## BEGIN RECORDS SUPPLIED

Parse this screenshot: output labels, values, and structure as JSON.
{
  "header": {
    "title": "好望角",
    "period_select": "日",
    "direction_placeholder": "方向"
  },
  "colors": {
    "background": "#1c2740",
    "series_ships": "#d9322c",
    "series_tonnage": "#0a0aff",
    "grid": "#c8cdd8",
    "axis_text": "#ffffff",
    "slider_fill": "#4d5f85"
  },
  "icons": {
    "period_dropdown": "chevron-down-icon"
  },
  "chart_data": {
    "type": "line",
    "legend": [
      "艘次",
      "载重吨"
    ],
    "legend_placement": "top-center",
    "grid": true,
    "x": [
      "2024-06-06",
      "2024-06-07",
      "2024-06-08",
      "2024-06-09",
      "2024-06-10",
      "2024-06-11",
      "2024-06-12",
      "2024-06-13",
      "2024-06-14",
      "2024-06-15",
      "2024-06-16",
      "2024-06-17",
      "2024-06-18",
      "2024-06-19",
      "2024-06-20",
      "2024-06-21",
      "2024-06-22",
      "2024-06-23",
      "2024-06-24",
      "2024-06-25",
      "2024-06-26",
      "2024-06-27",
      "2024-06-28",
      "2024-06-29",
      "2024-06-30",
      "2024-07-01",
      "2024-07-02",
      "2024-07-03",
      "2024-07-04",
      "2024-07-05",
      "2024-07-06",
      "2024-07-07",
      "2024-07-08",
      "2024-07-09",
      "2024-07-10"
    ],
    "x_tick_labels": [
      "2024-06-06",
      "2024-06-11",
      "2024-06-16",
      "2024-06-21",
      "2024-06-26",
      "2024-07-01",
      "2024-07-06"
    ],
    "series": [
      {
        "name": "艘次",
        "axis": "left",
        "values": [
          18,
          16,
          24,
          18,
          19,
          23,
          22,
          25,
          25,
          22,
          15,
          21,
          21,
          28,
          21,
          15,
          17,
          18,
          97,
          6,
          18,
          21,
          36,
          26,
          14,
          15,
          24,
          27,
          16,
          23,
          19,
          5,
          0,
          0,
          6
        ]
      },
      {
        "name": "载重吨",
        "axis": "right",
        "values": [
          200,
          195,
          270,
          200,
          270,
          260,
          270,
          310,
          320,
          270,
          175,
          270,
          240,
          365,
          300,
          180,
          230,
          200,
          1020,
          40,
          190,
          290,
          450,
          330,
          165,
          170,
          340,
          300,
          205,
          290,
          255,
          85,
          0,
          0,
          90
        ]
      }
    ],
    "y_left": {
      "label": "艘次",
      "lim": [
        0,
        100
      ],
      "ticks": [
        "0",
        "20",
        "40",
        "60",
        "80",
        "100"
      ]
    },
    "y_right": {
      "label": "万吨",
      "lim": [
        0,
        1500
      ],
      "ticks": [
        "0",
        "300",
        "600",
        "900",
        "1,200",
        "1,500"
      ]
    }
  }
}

## END RECORDS SUPPLIED

TO DO >> Exactly reproduce the material above.

SOLVED PROBLEM >>
Parse this screenshot: output labels, values, and structure as JSON.
{
  "header": {
    "title": "好望角",
    "period_select": "日",
    "direction_placeholder": "方向"
  },
  "colors": {
    "background": "#1c2740",
    "series_ships": "#d9322c",
    "series_tonnage": "#0a0aff",
    "grid": "#c8cdd8",
    "axis_text": "#ffffff",
    "slider_fill": "#4d5f85"
  },
  "icons": {
    "period_dropdown": "chevron-down-icon"
  },
  "chart_data": {
    "type": "line",
    "legend": [
      "艘次",
      "载重吨"
    ],
    "legend_placement": "top-center",
    "grid": true,
    "x": [
      "2024-06-06",
      "2024-06-07",
      "2024-06-08",
      "2024-06-09",
      "2024-06-10",
      "2024-06-11",
      "2024-06-12",
      "2024-06-13",
      "2024-06-14",
      "2024-06-15",
      "2024-06-16",
      "2024-06-17",
      "2024-06-18",
      "2024-06-19",
      "2024-06-20",
      "2024-06-21",
      "2024-06-22",
      "2024-06-23",
      "2024-06-24",
      "2024-06-25",
      "2024-06-26",
      "2024-06-27",
      "2024-06-28",
      "2024-06-29",
      "2024-06-30",
      "2024-07-01",
      "2024-07-02",
      "2024-07-03",
      "2024-07-04",
      "2024-07-05",
      "2024-07-06",
      "2024-07-07",
      "2024-07-08",
      "2024-07-09",
      "2024-07-10"
    ],
    "x_tick_labels": [
      "2024-06-06",
      "2024-06-11",
      "2024-06-16",
      "2024-06-21",
      "2024-06-26",
      "2024-07-01",
      "2024-07-06"
    ],
    "series": [
      {
        "name": "艘次",
        "axis": "left",
        "values": [
          18,
          16,
          24,
          18,
          19,
          23,
          22,
          25,
          25,
          22,
          15,
          21,
          21,
          28,
          21,
          15,
          17,
          18,
          97,
          6,
          18,
          21,
          36,
          26,
          14,
          15,
          24,
          27,
          16,
          23,
          19,
          5,
          0,
          0,
          6
        ]
      },
      {
        "name": "载重吨",
        "axis": "right",
        "values": [
          200,
          195,
          270,
          200,
          270,
          260,
          270,
          310,
          320,
          270,
          175,
          270,
          240,
          365,
          300,
          180,
          230,
          200,
          1020,
          40,
          190,
          290,
          450,
          330,
          165,
          170,
          340,
          300,
          205,
          290,
          255,
          85,
          0,
          0,
          90
        ]
      }
    ],
    "y_left": {
      "label": "艘次",
      "lim": [
        0,
        100
      ],
      "ticks": [
        "0",
        "20",
        "40",
        "60",
        "80",
        "100"
      ]
    },
    "y_right": {
      "label": "万吨",
      "lim": [
        0,
        1500
      ],
      "ticks": [
        "0",
        "300",
        "600",
        "900",
        "1,200",
        "1,500"
      ]
    }
  }
}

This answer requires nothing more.